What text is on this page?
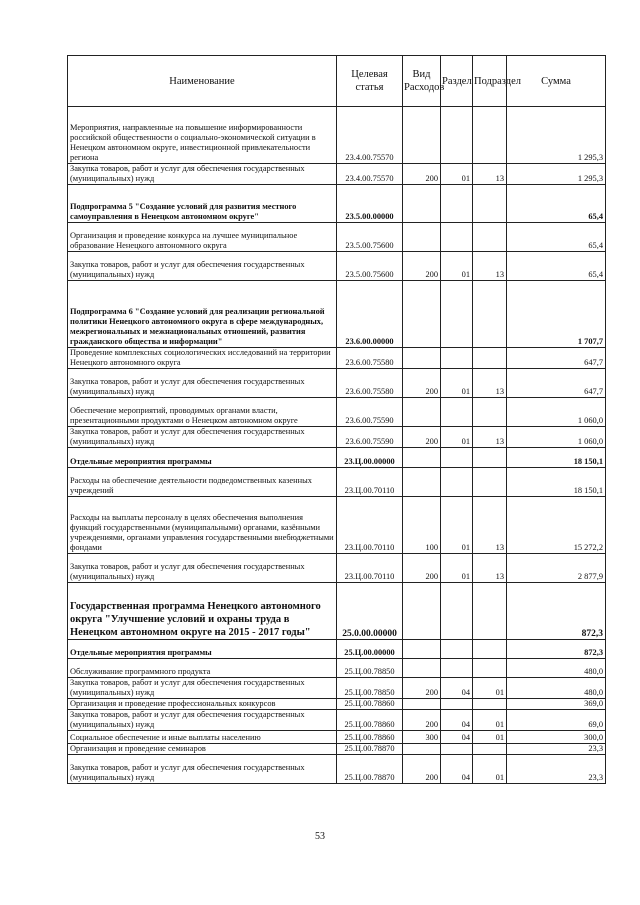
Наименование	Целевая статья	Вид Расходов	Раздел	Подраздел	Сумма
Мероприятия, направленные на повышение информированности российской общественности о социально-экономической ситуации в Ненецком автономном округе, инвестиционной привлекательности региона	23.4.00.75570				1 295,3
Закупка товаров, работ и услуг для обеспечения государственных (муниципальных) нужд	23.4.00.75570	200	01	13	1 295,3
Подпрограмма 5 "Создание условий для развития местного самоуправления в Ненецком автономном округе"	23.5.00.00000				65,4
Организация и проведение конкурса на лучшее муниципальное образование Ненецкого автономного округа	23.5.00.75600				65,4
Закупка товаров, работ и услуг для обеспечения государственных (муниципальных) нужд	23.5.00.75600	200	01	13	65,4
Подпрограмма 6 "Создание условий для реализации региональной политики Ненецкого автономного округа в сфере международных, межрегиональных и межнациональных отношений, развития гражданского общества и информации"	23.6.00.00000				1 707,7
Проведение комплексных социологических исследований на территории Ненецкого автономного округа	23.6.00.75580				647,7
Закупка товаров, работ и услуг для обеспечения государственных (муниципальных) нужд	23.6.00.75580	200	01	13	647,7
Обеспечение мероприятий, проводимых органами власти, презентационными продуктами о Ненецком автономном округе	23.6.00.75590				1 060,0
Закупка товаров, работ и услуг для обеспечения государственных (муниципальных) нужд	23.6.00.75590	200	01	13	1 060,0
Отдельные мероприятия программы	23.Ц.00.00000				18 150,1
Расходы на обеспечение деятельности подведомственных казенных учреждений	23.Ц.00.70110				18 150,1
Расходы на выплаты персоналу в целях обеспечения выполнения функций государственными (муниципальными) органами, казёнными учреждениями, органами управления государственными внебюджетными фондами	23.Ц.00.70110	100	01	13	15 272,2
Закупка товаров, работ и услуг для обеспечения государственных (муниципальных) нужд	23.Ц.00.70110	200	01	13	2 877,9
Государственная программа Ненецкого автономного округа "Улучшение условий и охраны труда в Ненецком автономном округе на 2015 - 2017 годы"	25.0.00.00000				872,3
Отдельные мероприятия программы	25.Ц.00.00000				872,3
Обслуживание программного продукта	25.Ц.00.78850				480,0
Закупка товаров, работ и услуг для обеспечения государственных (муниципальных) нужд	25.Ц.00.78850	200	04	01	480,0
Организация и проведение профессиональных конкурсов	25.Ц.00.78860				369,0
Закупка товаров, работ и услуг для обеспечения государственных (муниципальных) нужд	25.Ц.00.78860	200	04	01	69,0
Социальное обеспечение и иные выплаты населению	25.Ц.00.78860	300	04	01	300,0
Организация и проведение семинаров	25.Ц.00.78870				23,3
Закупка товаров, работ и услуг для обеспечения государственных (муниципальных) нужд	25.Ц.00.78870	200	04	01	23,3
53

——

> _WHAT YOU NEED TO DO_: Look over the listing. Pull out every line with the string "Отдельные" in it.

> _CORRECT RESPONSE_:
Отдельные мероприятия программы	23.Ц.00.00000				18 150,1
Отдельные мероприятия программы	25.Ц.00.00000				872,3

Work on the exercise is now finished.